» **What you are asked to do**:
Give the entries again, word for word.

» **Provided records**:
▬▬▬▬▬▬

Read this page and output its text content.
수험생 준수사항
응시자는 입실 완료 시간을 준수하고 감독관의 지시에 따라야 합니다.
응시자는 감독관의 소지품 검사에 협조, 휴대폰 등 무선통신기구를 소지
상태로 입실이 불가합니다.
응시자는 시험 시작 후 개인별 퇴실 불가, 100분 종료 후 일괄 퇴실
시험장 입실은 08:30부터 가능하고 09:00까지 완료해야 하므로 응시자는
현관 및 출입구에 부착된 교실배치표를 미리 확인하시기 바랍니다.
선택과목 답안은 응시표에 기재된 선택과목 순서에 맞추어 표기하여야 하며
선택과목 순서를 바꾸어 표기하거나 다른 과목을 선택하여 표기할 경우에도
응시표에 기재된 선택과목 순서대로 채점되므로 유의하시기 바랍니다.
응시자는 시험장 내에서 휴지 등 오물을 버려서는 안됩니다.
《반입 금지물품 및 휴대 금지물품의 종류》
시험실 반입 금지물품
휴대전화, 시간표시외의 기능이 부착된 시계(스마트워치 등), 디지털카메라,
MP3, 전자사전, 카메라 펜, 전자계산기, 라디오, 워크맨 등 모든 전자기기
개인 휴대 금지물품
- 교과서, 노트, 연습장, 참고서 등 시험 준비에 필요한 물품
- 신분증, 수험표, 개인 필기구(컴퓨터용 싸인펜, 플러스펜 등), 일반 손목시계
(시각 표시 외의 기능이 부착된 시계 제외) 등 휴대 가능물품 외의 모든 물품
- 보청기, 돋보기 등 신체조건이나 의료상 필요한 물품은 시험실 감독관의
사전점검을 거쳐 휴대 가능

▬▬▬▬▬▬

» **Correct response**:
Read this page and output its text content.
수험생 준수사항
응시자는 입실 완료 시간을 준수하고 감독관의 지시에 따라야 합니다.
응시자는 감독관의 소지품 검사에 협조, 휴대폰 등 무선통신기구를 소지
상태로 입실이 불가합니다.
응시자는 시험 시작 후 개인별 퇴실 불가, 100분 종료 후 일괄 퇴실
시험장 입실은 08:30부터 가능하고 09:00까지 완료해야 하므로 응시자는
현관 및 출입구에 부착된 교실배치표를 미리 확인하시기 바랍니다.
선택과목 답안은 응시표에 기재된 선택과목 순서에 맞추어 표기하여야 하며
선택과목 순서를 바꾸어 표기하거나 다른 과목을 선택하여 표기할 경우에도
응시표에 기재된 선택과목 순서대로 채점되므로 유의하시기 바랍니다.
응시자는 시험장 내에서 휴지 등 오물을 버려서는 안됩니다.
《반입 금지물품 및 휴대 금지물품의 종류》
시험실 반입 금지물품
휴대전화, 시간표시외의 기능이 부착된 시계(스마트워치 등), 디지털카메라,
MP3, 전자사전, 카메라 펜, 전자계산기, 라디오, 워크맨 등 모든 전자기기
개인 휴대 금지물품
- 교과서, 노트, 연습장, 참고서 등 시험 준비에 필요한 물품
- 신분증, 수험표, 개인 필기구(컴퓨터용 싸인펜, 플러스펜 등), 일반 손목시계
(시각 표시 외의 기능이 부착된 시계 제외) 등 휴대 가능물품 외의 모든 물품
- 보청기, 돋보기 등 신체조건이나 의료상 필요한 물품은 시험실 감독관의
사전점검을 거쳐 휴대 가능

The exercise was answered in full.